▶ [Material provided]
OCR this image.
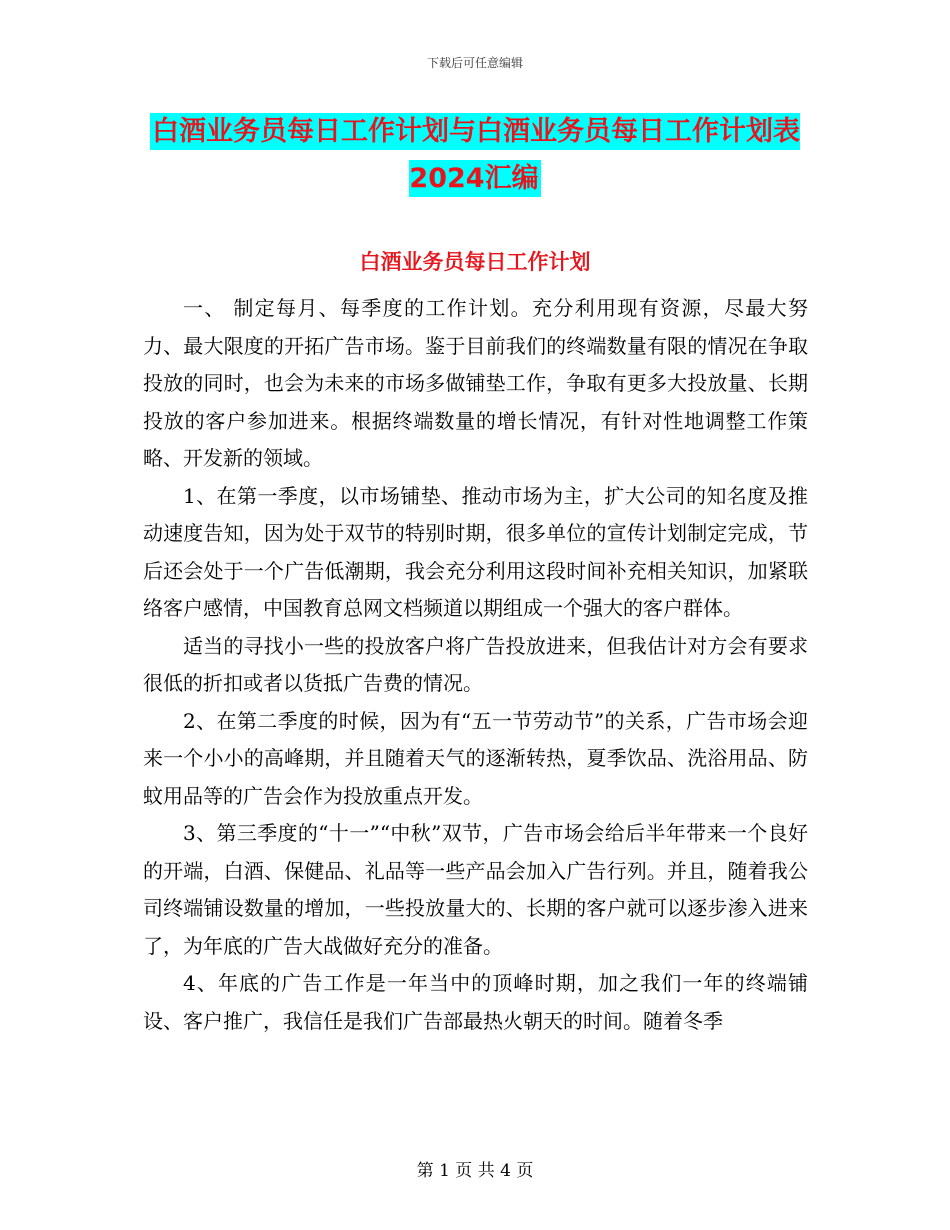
下载后可任意编辑
白酒业务员每日工作计划与白酒业务员每日工作计划表2024汇编
白酒业务员每日工作计划

一、 制定每月、每季度的工作计划。充分利用现有资源，尽最大努力、最大限度的开拓广告市场。鉴于目前我们的终端数量有限的情况在争取投放的同时，也会为未来的市场多做铺垫工作，争取有更多大投放量、长期投放的客户参加进来。根据终端数量的增长情况，有针对性地调整工作策略、开发新的领域。

1、在第一季度，以市场铺垫、推动市场为主，扩大公司的知名度及推动速度告知，因为处于双节的特别时期，很多单位的宣传计划制定完成，节后还会处于一个广告低潮期，我会充分利用这段时间补充相关知识，加紧联络客户感情，中国教育总网文档频道以期组成一个强大的客户群体。

适当的寻找小一些的投放客户将广告投放进来，但我估计对方会有要求很低的折扣或者以货抵广告费的情况。

2、在第二季度的时候，因为有“五一节劳动节”的关系，广告市场会迎来一个小小的高峰期，并且随着天气的逐渐转热，夏季饮品、洗浴用品、防蚊用品等的广告会作为投放重点开发。

3、第三季度的“十一”“中秋”双节，广告市场会给后半年带来一个良好的开端，白酒、保健品、礼品等一些产品会加入广告行列。并且，随着我公司终端铺设数量的增加，一些投放量大的、长期的客户就可以逐步渗入进来了，为年底的广告大战做好充分的准备。

4、年底的广告工作是一年当中的顶峰时期，加之我们一年的终端铺设、客户推广，我信任是我们广告部最热火朝天的时间。随着冬季

第 1 页 共 4 页
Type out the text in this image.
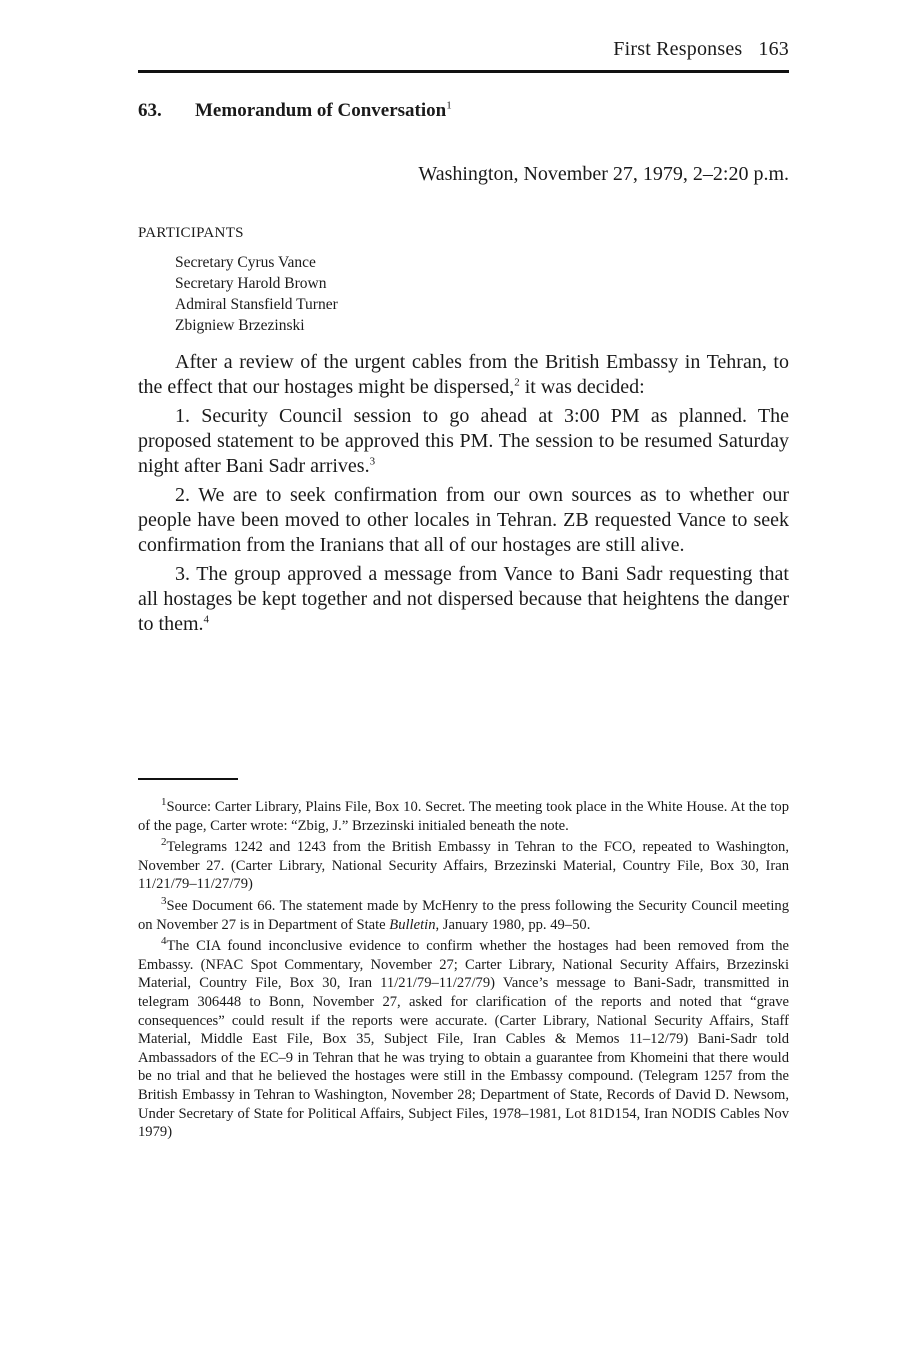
First Responses 163
63. Memorandum of Conversation$^1$
Washington, November 27, 1979, 2–2:20 p.m.
PARTICIPANTS
Secretary Cyrus Vance
Secretary Harold Brown
Admiral Stansfield Turner
Zbigniew Brzezinski

After a review of the urgent cables from the British Embassy in Tehran, to the effect that our hostages might be dispersed,$^2$ it was decided:

1. Security Council session to go ahead at 3:00 PM as planned. The proposed statement to be approved this PM. The session to be resumed Saturday night after Bani Sadr arrives.$^3$

2. We are to seek confirmation from our own sources as to whether our people have been moved to other locales in Tehran. ZB requested Vance to seek confirmation from the Iranians that all of our hostages are still alive.

3. The group approved a message from Vance to Bani Sadr requesting that all hostages be kept together and not dispersed because that heightens the danger to them.$^4$

$^1$Source: Carter Library, Plains File, Box 10. Secret. The meeting took place in the White House. At the top of the page, Carter wrote: “Zbig, J.” Brzezinski initialed beneath the note.

$^2$Telegrams 1242 and 1243 from the British Embassy in Tehran to the FCO, repeated to Washington, November 27. (Carter Library, National Security Affairs, Brzezinski Material, Country File, Box 30, Iran 11/21/79–11/27/79)

$^3$See Document 66. The statement made by McHenry to the press following the Security Council meeting on November 27 is in Department of State Bulletin, January 1980, pp. 49–50.

$^4$The CIA found inconclusive evidence to confirm whether the hostages had been removed from the Embassy. (NFAC Spot Commentary, November 27; Carter Library, National Security Affairs, Brzezinski Material, Country File, Box 30, Iran 11/21/79–11/27/79) Vance’s message to Bani-Sadr, transmitted in telegram 306448 to Bonn, November 27, asked for clarification of the reports and noted that “grave consequences” could result if the reports were accurate. (Carter Library, National Security Affairs, Staff Material, Middle East File, Box 35, Subject File, Iran Cables & Memos 11–12/79) Bani-Sadr told Ambassadors of the EC–9 in Tehran that he was trying to obtain a guarantee from Khomeini that there would be no trial and that he believed the hostages were still in the Embassy compound. (Telegram 1257 from the British Embassy in Tehran to Washington, November 28; Department of State, Records of David D. Newsom, Under Secretary of State for Political Affairs, Subject Files, 1978–1981, Lot 81D154, Iran NODIS Cables Nov 1979)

▶ [Exercise prompt]
Reproduce each line of the records exactly, and omit every picture.

▶ [Exercise solution]
OCR this image.
下载后可任意编辑
白酒业务员每日工作计划与白酒业务员每日工作计划表2024汇编
白酒业务员每日工作计划

一、 制定每月、每季度的工作计划。充分利用现有资源，尽最大努力、最大限度的开拓广告市场。鉴于目前我们的终端数量有限的情况在争取投放的同时，也会为未来的市场多做铺垫工作，争取有更多大投放量、长期投放的客户参加进来。根据终端数量的增长情况，有针对性地调整工作策略、开发新的领域。

1、在第一季度，以市场铺垫、推动市场为主，扩大公司的知名度及推动速度告知，因为处于双节的特别时期，很多单位的宣传计划制定完成，节后还会处于一个广告低潮期，我会充分利用这段时间补充相关知识，加紧联络客户感情，中国教育总网文档频道以期组成一个强大的客户群体。

适当的寻找小一些的投放客户将广告投放进来，但我估计对方会有要求很低的折扣或者以货抵广告费的情况。

2、在第二季度的时候，因为有“五一节劳动节”的关系，广告市场会迎来一个小小的高峰期，并且随着天气的逐渐转热，夏季饮品、洗浴用品、防蚊用品等的广告会作为投放重点开发。

3、第三季度的“十一”“中秋”双节，广告市场会给后半年带来一个良好的开端，白酒、保健品、礼品等一些产品会加入广告行列。并且，随着我公司终端铺设数量的增加，一些投放量大的、长期的客户就可以逐步渗入进来了，为年底的广告大战做好充分的准备。

4、年底的广告工作是一年当中的顶峰时期，加之我们一年的终端铺设、客户推广，我信任是我们广告部最热火朝天的时间。随着冬季

第 1 页 共 4 页
Type out the text in this image.
First Responses 163
63. Memorandum of Conversation$^1$
Washington, November 27, 1979, 2–2:20 p.m.
PARTICIPANTS
Secretary Cyrus Vance
Secretary Harold Brown
Admiral Stansfield Turner
Zbigniew Brzezinski

After a review of the urgent cables from the British Embassy in Tehran, to the effect that our hostages might be dispersed,$^2$ it was decided:

1. Security Council session to go ahead at 3:00 PM as planned. The proposed statement to be approved this PM. The session to be resumed Saturday night after Bani Sadr arrives.$^3$

2. We are to seek confirmation from our own sources as to whether our people have been moved to other locales in Tehran. ZB requested Vance to seek confirmation from the Iranians that all of our hostages are still alive.

3. The group approved a message from Vance to Bani Sadr requesting that all hostages be kept together and not dispersed because that heightens the danger to them.$^4$

$^1$Source: Carter Library, Plains File, Box 10. Secret. The meeting took place in the White House. At the top of the page, Carter wrote: “Zbig, J.” Brzezinski initialed beneath the note.

$^2$Telegrams 1242 and 1243 from the British Embassy in Tehran to the FCO, repeated to Washington, November 27. (Carter Library, National Security Affairs, Brzezinski Material, Country File, Box 30, Iran 11/21/79–11/27/79)

$^3$See Document 66. The statement made by McHenry to the press following the Security Council meeting on November 27 is in Department of State Bulletin, January 1980, pp. 49–50.

$^4$The CIA found inconclusive evidence to confirm whether the hostages had been removed from the Embassy. (NFAC Spot Commentary, November 27; Carter Library, National Security Affairs, Brzezinski Material, Country File, Box 30, Iran 11/21/79–11/27/79) Vance’s message to Bani-Sadr, transmitted in telegram 306448 to Bonn, November 27, asked for clarification of the reports and noted that “grave consequences” could result if the reports were accurate. (Carter Library, National Security Affairs, Staff Material, Middle East File, Box 35, Subject File, Iran Cables & Memos 11–12/79) Bani-Sadr told Ambassadors of the EC–9 in Tehran that he was trying to obtain a guarantee from Khomeini that there would be no trial and that he believed the hostages were still in the Embassy compound. (Telegram 1257 from the British Embassy in Tehran to Washington, November 28; Department of State, Records of David D. Newsom, Under Secretary of State for Political Affairs, Subject Files, 1978–1981, Lot 81D154, Iran NODIS Cables Nov 1979)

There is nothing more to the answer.